=== Exercise input ===
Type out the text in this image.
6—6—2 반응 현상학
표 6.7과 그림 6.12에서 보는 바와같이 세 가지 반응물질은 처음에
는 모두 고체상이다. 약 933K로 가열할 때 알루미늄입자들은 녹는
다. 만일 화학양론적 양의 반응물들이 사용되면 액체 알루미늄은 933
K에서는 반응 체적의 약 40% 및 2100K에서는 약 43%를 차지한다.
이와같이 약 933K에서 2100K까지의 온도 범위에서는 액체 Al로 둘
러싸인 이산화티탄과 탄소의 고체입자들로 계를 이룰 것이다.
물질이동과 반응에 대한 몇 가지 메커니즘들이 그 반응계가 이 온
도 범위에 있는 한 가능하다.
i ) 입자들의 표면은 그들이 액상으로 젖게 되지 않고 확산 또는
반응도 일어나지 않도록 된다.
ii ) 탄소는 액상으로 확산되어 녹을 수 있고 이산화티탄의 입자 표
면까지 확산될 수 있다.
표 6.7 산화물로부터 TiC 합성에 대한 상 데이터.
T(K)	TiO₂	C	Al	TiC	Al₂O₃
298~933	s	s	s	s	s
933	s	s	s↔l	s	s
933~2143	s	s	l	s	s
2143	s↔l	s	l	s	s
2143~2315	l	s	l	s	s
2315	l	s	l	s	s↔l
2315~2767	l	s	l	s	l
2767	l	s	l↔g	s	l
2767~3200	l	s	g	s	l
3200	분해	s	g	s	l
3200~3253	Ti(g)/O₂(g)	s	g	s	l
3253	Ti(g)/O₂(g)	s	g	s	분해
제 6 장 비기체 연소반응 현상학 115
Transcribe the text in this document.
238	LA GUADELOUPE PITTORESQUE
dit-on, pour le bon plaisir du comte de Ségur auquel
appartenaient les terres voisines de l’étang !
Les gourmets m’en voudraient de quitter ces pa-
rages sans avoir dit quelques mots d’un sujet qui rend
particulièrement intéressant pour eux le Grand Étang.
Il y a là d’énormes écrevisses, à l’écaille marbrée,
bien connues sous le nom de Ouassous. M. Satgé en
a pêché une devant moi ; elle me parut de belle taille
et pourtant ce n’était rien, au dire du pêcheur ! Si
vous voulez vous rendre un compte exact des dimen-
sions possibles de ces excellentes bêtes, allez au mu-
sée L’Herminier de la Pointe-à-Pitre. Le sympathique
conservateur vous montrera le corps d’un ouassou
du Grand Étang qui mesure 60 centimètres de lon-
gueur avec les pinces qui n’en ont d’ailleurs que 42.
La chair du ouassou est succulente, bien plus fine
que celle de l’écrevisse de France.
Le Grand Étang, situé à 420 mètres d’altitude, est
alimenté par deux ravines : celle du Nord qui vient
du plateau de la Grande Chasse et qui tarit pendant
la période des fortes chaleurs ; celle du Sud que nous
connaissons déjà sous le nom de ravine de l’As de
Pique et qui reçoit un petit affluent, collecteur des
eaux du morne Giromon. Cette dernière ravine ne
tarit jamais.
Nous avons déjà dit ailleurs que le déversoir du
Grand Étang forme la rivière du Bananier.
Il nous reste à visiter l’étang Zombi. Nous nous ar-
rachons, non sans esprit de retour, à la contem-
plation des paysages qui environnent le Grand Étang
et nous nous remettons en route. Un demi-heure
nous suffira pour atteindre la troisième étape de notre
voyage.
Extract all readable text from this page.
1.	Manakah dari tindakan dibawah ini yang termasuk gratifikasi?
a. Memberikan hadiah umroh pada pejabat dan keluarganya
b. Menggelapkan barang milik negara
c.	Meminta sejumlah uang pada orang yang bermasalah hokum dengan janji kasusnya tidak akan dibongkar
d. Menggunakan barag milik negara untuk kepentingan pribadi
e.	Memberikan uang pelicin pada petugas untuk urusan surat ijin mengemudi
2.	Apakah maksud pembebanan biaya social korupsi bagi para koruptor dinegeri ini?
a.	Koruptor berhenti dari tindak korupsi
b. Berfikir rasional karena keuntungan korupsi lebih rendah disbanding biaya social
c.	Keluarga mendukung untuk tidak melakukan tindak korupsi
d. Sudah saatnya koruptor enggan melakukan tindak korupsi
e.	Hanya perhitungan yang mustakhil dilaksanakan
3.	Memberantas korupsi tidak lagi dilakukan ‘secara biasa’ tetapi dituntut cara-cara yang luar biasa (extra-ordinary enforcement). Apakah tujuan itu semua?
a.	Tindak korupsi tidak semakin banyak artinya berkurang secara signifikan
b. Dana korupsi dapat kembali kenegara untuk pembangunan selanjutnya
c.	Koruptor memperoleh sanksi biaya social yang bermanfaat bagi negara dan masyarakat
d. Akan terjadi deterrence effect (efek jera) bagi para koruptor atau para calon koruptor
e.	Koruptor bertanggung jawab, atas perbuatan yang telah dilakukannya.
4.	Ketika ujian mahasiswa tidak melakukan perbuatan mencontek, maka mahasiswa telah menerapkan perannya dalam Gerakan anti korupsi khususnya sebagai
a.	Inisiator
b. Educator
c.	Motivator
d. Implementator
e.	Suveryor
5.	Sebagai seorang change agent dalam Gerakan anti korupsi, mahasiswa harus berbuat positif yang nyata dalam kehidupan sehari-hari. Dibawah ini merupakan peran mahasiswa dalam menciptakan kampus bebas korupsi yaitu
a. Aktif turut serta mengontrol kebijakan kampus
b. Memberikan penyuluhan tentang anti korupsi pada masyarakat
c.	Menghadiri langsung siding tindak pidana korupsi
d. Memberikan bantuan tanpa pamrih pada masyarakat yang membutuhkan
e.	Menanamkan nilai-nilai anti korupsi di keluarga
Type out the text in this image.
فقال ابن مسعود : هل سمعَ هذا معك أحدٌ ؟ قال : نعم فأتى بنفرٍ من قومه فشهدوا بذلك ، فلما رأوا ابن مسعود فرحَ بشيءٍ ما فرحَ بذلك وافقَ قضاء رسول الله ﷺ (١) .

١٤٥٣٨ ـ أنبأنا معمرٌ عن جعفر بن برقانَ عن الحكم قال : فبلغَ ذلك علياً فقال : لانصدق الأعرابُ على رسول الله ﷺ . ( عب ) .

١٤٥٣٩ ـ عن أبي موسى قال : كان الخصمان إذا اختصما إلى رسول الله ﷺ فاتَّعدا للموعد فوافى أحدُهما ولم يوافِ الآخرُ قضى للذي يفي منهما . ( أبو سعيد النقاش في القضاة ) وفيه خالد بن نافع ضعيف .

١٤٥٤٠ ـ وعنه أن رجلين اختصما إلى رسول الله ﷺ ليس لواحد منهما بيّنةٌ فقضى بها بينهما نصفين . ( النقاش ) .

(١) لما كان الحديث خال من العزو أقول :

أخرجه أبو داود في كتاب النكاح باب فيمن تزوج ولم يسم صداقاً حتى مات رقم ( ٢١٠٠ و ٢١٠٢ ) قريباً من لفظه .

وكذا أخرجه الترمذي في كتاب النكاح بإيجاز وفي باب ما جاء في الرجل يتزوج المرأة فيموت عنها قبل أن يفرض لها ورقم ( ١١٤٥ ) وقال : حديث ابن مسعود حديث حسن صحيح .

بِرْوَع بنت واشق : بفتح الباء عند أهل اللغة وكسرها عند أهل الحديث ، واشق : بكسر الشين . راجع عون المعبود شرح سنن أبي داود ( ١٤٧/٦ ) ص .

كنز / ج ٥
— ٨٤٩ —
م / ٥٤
===
Problem | Scan the entries above for the word "uang" and collect each line holding it.

The output |
c.	Meminta sejumlah uang pada orang yang bermasalah hokum dengan janji kasusnya tidak akan dibongkar
e.	Memberikan uang pelicin pada petugas untuk urusan surat ijin mengemudi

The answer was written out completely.